>> Start Input data

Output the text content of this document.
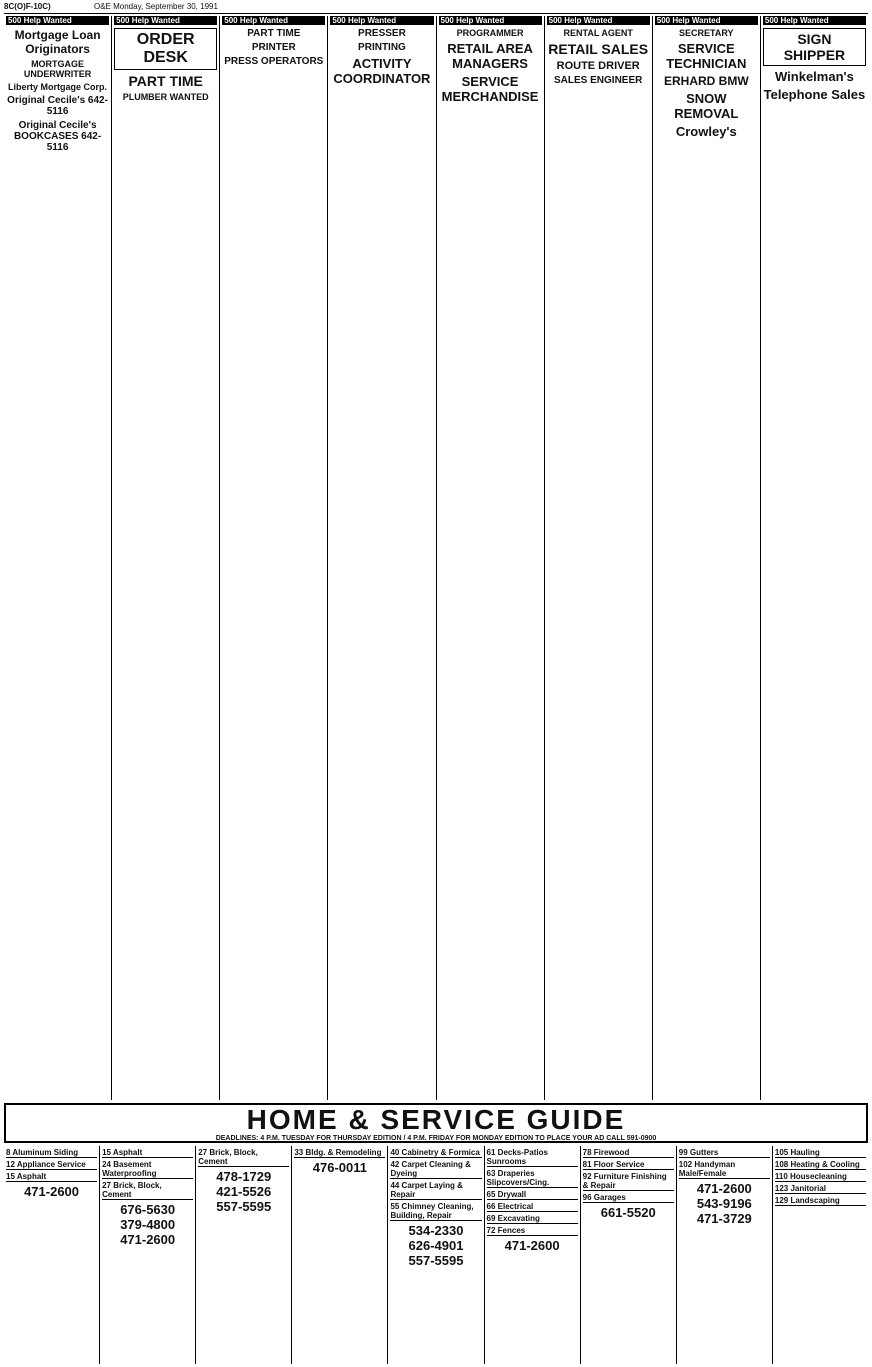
8C(O)F-10C)	O&E Monday, September 30, 1991
500 Help Wanted
Mortgage Loan Originators
MORTGAGE UNDERWRITER
Liberty Mortgage Corp.
Original Cecile's 642-5116
Original Cecile's BOOKCASES 642-5116
500 Help Wanted
ORDER DESK
PART TIME
PLUMBER WANTED
500 Help Wanted
PART TIME
PRINTER
PRESS OPERATORS
500 Help Wanted
PRESSER
PRINTING
ACTIVITY COORDINATOR
500 Help Wanted
PROGRAMMER
RETAIL AREA MANAGERS
SERVICE MERCHANDISE
500 Help Wanted
RENTAL AGENT
RETAIL SALES
ROUTE DRIVER
SALES ENGINEER
500 Help Wanted
SECRETARY
SERVICE TECHNICIAN
ERHARD BMW
SNOW REMOVAL
Crowley's
500 Help Wanted
SIGN SHIPPER
Winkelman's
Telephone Sales
HOME & SERVICE GUIDE
DEADLINES: 4 P.M. TUESDAY FOR THURSDAY EDITION / 4 P.M. FRIDAY FOR MONDAY EDITION TO PLACE YOUR AD CALL 591-0900
8 Aluminum Siding
12 Appliance Service
15 Asphalt
471-2600
15 Asphalt
24 Basement Waterproofing
27 Brick, Block, Cement
676-5630
379-4800
471-2600
27 Brick, Block, Cement
478-1729
421-5526
557-5595
33 Bldg. & Remodeling
476-0011
40 Cabinetry & Formica
42 Carpet Cleaning & Dyeing
44 Carpet Laying & Repair
55 Chimney Cleaning, Building, Repair
534-2330
626-4901
557-5595
61 Decks-Patios Sunrooms
63 Draperies Slipcovers/Cing.
65 Drywall
66 Electrical
69 Excavating
72 Fences
471-2600
78 Firewood
81 Floor Service
92 Furniture Finishing & Repair
96 Garages
661-5520
99 Gutters
102 Handyman Male/Female
471-2600
543-9196
471-3729
105 Hauling
108 Heating & Cooling
110 Housecleaning
123 Janitorial
129 Landscaping
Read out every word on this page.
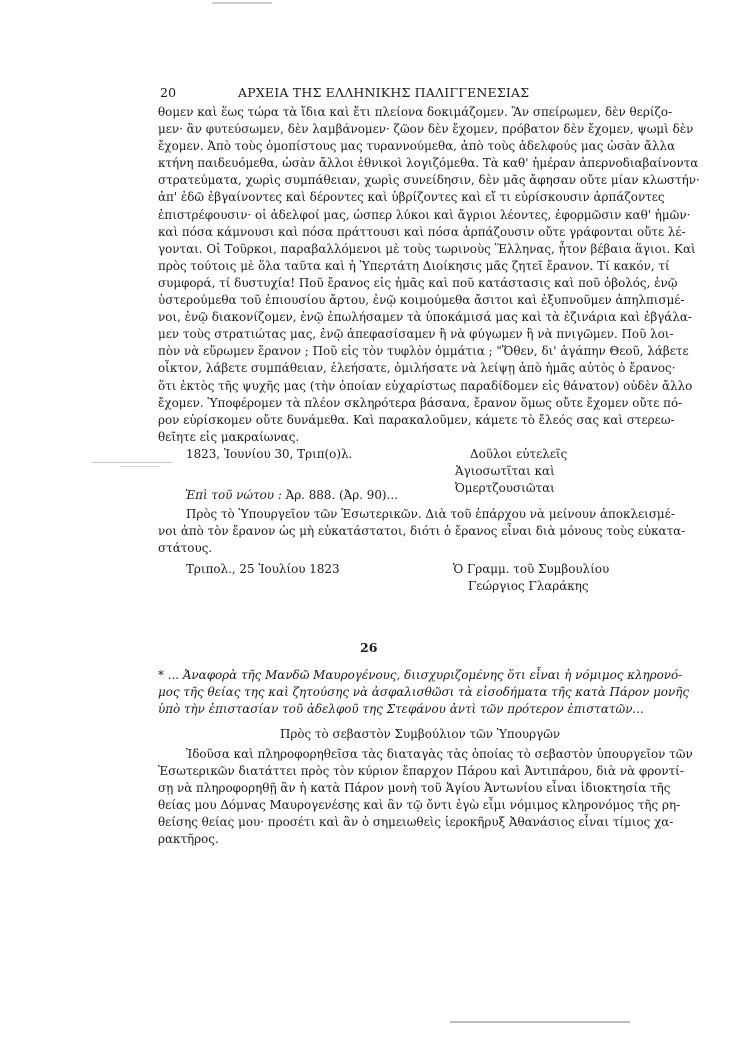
20	ΑΡΧΕΙΑ ΤΗΣ ΕΛΛΗΝΙΚΗΣ ΠΑΛΙΓΓΕΝΕΣΙΑΣ
θομεν καὶ ἕως τώρα τὰ ἴδια καὶ ἔτι πλείονα δοκιμάζομεν. Ἂν σπείρωμεν, δὲν θερίζο-
μεν· ἂν φυτεύσωμεν, δὲν λαμβάνομεν· ζῶον δὲν ἔχομεν, πρόβατον δὲν ἔχομεν, ψωμὶ δὲν
ἔχομεν. Ἀπὸ τοὺς ὁμοπίστους μας τυραννούμεθα, ἀπὸ τοὺς ἀδελφούς μας ὡσὰν ἄλλα
κτήνη παιδευόμεθα, ὡσὰν ἄλλοι ἐθνικοὶ λογιζόμεθα. Τὰ καθ' ἡμέραν ἀπερνοδιαβαίνοντα
στρατεύματα, χωρὶς συμπάθειαν, χωρὶς συνείδησιν, δὲν μᾶς ἄφησαν οὔτε μίαν κλωστήν·
ἀπ' ἐδῶ ἐβγαίνοντες καὶ δέροντες καὶ ὑβρίζοντες καὶ εἴ τι εὑρίσκουσιν ἁρπάζοντες
ἐπιστρέφουσιν· οἱ ἀδελφοί μας, ὡσπερ λύκοι καὶ ἄγριοι λέοντες, ἐφορμῶσιν καθ' ἡμῶν·
καὶ πόσα κάμνουσι καὶ πόσα πράττουσι καὶ πόσα ἁρπάζουσιν οὔτε γράφονται οὔτε λέ-
γονται. Οἱ Τοῦρκοι, παραβαλλόμενοι μὲ τοὺς τωρινοὺς Ἕλληνας, ἦτον βέβαια ἅγιοι. Καὶ
πρὸς τούτοις μὲ ὅλα ταῦτα καὶ ἡ Ὑπερτάτη Διοίκησις μᾶς ζητεῖ ἔρανον. Τί κακόν, τί
συμφορά, τί δυστυχία! Ποῦ ἔρανος εἰς ἡμᾶς καὶ ποῦ κατάστασις καὶ ποῦ ὀβολός, ἐνῷ
ὑστερούμεθα τοῦ ἐπιουσίου ἄρτου, ἐνῷ κοιμούμεθα ἄσιτοι καὶ ἐξυπνοῦμεν ἀπηλπισμέ-
νοι, ἐνῷ διακονίζομεν, ἐνῷ ἐπωλήσαμεν τὰ ὑποκάμισά μας καὶ τὰ ἐζινάρια καὶ ἐβγάλα-
μεν τοὺς στρατιώτας μας, ἐνῷ ἀπεφασίσαμεν ἢ νὰ φύγωμεν ἢ νὰ πνιγῶμεν. Ποῦ λοι-
πὸν νὰ εὕρωμεν ἔρανον ; Ποῦ εἰς τὸν τυφλὸν ὀμμάτια ; "Ὅθεν, δι' ἀγάπην Θεοῦ, λάβετε
οἶκτον, λάβετε συμπάθειαν, ἐλεήσατε, ὁμιλήσατε νὰ λείψῃ ἀπὸ ἡμᾶς αὐτὸς ὁ ἔρανος·
ὅτι ἐκτὸς τῆς ψυχῆς μας (τὴν ὁποίαν εὐχαρίστως παραδίδομεν εἰς θάνατον) οὐδὲν ἄλλο
ἔχομεν. Ὑποφέρομεν τὰ πλέον σκληρότερα βάσανα, ἔρανον ὅμως οὔτε ἔχομεν οὔτε πό-
ρον εὑρίσκομεν οὔτε δυνάμεθα. Καὶ παρακαλοῦμεν, κάμετε τὸ ἔλεός σας καὶ στερεω-
θεῖητε εἰς μακραίωνας.
1823, Ἰουνίου 30, Τριπ(ο)λ.	Δοῦλοι εὐτελεῖς
Ἁγιοσωτῖται καὶ
Ὀμερτζουσιῶται
Ἐπὶ τοῦ νώτου : Ἀρ. 888. (Ἀρ. 90)...
Πρὸς τὸ Ὑπουργεῖον τῶν Ἐσωτερικῶν. Διὰ τοῦ ἐπάρχου νὰ μείνουν ἀποκλεισμέ-
νοι ἀπὸ τὸν ἔρανον ὡς μὴ εὐκατάστατοι, διότι ὁ ἔρανος εἶναι διὰ μόνους τοὺς εὐκατα-
στάτους.
Τριπολ., 25 Ἰουλίου 1823	Ὁ Γραμμ. τοῦ Συμβουλίου
Γεώργιος Γλαράκης
26
* ... Ἀναφορὰ τῆς Μανδῶ Μαυρογένους, διισχυριζομένης ὅτι εἶναι ἡ νόμιμος κληρονό-
μος τῆς θείας της καὶ ζητούσης νὰ ἀσφαλισθῶσι τὰ εἰσοδήματα τῆς κατὰ Πάρον μονῆς
ὑπὸ τὴν ἐπιστασίαν τοῦ ἀδελφοῦ της Στεφάνου ἀντὶ τῶν πρότερον ἐπιστατῶν...
Πρὸς τὸ σεβαστὸν Συμβούλιον τῶν Ὑπουργῶν
Ἰδοῦσα καὶ πληροφορηθεῖσα τὰς διαταγὰς τὰς ὁποίας τὸ σεβαστὸν ὑπουργεῖον τῶν
Ἐσωτερικῶν διατάττει πρὸς τὸν κύριον ἔπαρχον Πάρου καὶ Ἀντιπάρου, διὰ νὰ φροντί-
σῃ νὰ πληροφορηθῇ ἂν ἡ κατὰ Πάρον μονὴ τοῦ Ἁγίου Ἀντωνίου εἶναι ἰδιοκτησία τῆς
θείας μου Δόμνας Μαυρογενέσης καὶ ἂν τῷ ὄντι ἐγὼ εἶμι νόμιμος κληρονόμος τῆς ρη-
θείσης θείας μου· προσέτι καὶ ἂν ὁ σημειωθεὶς ἱεροκῆρυξ Ἀθανάσιος εἶναι τίμιος χα-
ρακτῆρος.
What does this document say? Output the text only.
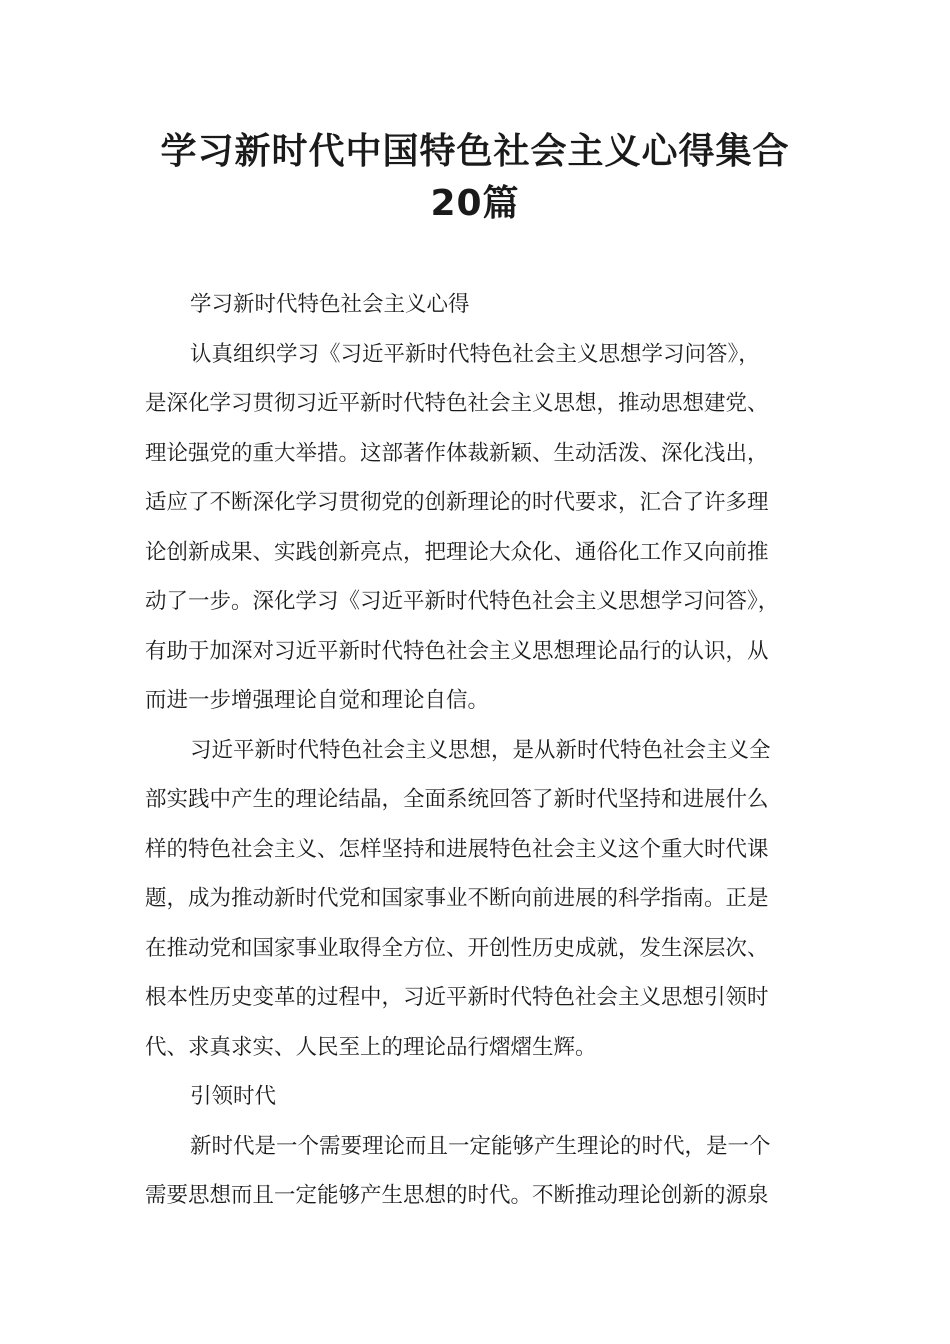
学习新时代中国特色社会主义心得集合
20篇

学习新时代特色社会主义心得

认真组织学习《习近平新时代特色社会主义思想学习问答》，
是深化学习贯彻习近平新时代特色社会主义思想，推动思想建党、
理论强党的重大举措。这部著作体裁新颖、生动活泼、深化浅出，
适应了不断深化学习贯彻党的创新理论的时代要求，汇合了许多理
论创新成果、实践创新亮点，把理论大众化、通俗化工作又向前推
动了一步。深化学习《习近平新时代特色社会主义思想学习问答》，
有助于加深对习近平新时代特色社会主义思想理论品行的认识，从
而进一步增强理论自觉和理论自信。

习近平新时代特色社会主义思想，是从新时代特色社会主义全
部实践中产生的理论结晶，全面系统回答了新时代坚持和进展什么
样的特色社会主义、怎样坚持和进展特色社会主义这个重大时代课
题，成为推动新时代党和国家事业不断向前进展的科学指南。正是
在推动党和国家事业取得全方位、开创性历史成就，发生深层次、
根本性历史变革的过程中，习近平新时代特色社会主义思想引领时
代、求真求实、人民至上的理论品行熠熠生辉。

引领时代

新时代是一个需要理论而且一定能够产生理论的时代，是一个
需要思想而且一定能够产生思想的时代。不断推动理论创新的源泉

>> End Input data

Work to complete —
Copy out all lines that carry the word "συμπάθειαν".

Full solution —
στρατεύματα, χωρὶς συμπάθειαν, χωρὶς συνείδησιν, δὲν μᾶς ἄφησαν οὔτε μίαν κλωστήν·
οἶκτον, λάβετε συμπάθειαν, ἐλεήσατε, ὁμιλήσατε νὰ λείψῃ ἀπὸ ἡμᾶς αὐτὸς ὁ ἔρανος·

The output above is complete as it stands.